* Start Supplied information *

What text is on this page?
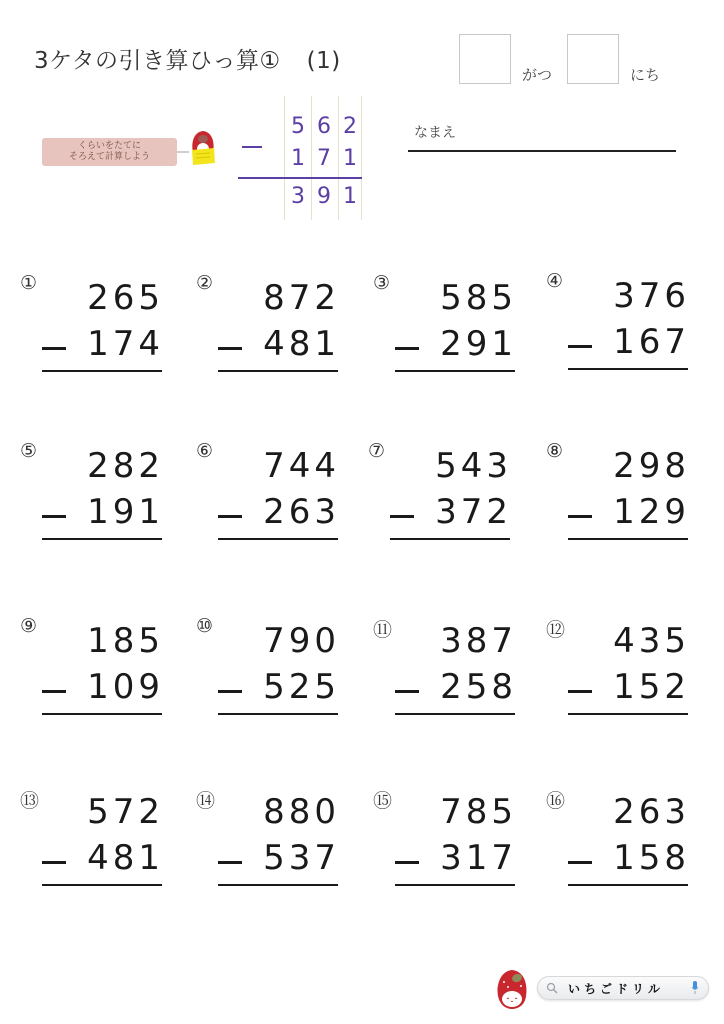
3ケタの引き算ひっ算① (1)
がつ	にち
なまえ
くらいをたてに
そろえて計算しよう
5 6 2
1 7 1
3 9 1
① 265
174
② 872
481
③ 585
291
④ 376
167
⑤ 282
191
⑥ 744
263
⑦ 543
372
⑧ 298
129
⑨ 185
109
⑩ 790
525
⑪ 387
258
⑫ 435
152
⑬ 572
481
⑭ 880
537
⑮ 785
317
⑯ 263
158
いちごドリル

* End Supplied information *

- **Exercise objective**: Exactly as written, return every line of the listing, but not the pictures.

- **Full output**:
What text is on this page?
3ケタの引き算ひっ算① (1)
がつ	にち
なまえ
くらいをたてに
そろえて計算しよう
5 6 2
1 7 1
3 9 1
① 265
174
② 872
481
③ 585
291
④ 376
167
⑤ 282
191
⑥ 744
263
⑦ 543
372
⑧ 298
129
⑨ 185
109
⑩ 790
525
⑪ 387
258
⑫ 435
152
⑬ 572
481
⑭ 880
537
⑮ 785
317
⑯ 263
158
いちごドリル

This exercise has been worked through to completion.